DATA TO USE:

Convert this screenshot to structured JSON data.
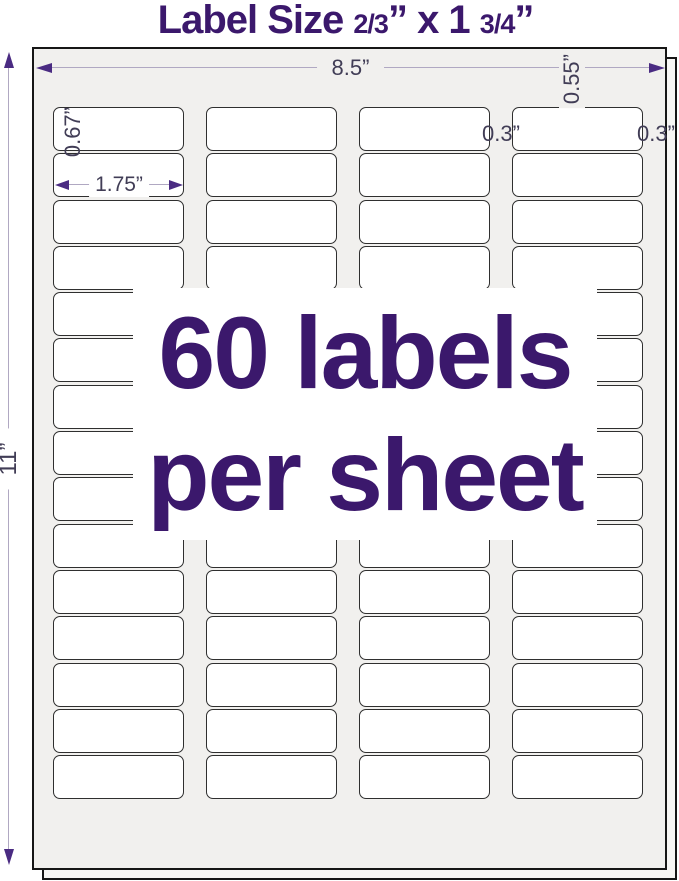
{
  "title": {
    "prefix": "Label Size ",
    "fraction1": "2/3",
    "mid": "” x 1 ",
    "fraction2": "3/4",
    "suffix": "”"
  },
  "sheet": {
    "columns": 4,
    "rows": 15,
    "total_labels": 60
  },
  "overlay": {
    "line1": "60 labels",
    "line2": "per sheet"
  },
  "dimensions": {
    "sheet_width": "8.5”",
    "sheet_height": "11”",
    "top_margin": "0.55”",
    "label_height": "0.67”",
    "label_width": "1.75”",
    "column_gap": "0.3”",
    "side_margin": "0.3”"
  },
  "colors": {
    "accent_purple": "#3b186c",
    "dimension_text": "#413d56",
    "arrowhead_purple": "#4a2b82",
    "dim_line": "#b0a8c2",
    "sheet_fill": "#f1f0ee",
    "label_fill": "#ffffff",
    "label_border": "#2f2f2f"
  }
}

STATED PROBLEM:
Reproduce the data word for word, excluding its pictures.

RESULT FOR THIS TASK:
Convert this screenshot to structured JSON data.
{
  "title": {
    "prefix": "Label Size ",
    "fraction1": "2/3",
    "mid": "” x 1 ",
    "fraction2": "3/4",
    "suffix": "”"
  },
  "sheet": {
    "columns": 4,
    "rows": 15,
    "total_labels": 60
  },
  "overlay": {
    "line1": "60 labels",
    "line2": "per sheet"
  },
  "dimensions": {
    "sheet_width": "8.5”",
    "sheet_height": "11”",
    "top_margin": "0.55”",
    "label_height": "0.67”",
    "label_width": "1.75”",
    "column_gap": "0.3”",
    "side_margin": "0.3”"
  },
  "colors": {
    "accent_purple": "#3b186c",
    "dimension_text": "#413d56",
    "arrowhead_purple": "#4a2b82",
    "dim_line": "#b0a8c2",
    "sheet_fill": "#f1f0ee",
    "label_fill": "#ffffff",
    "label_border": "#2f2f2f"
  }
}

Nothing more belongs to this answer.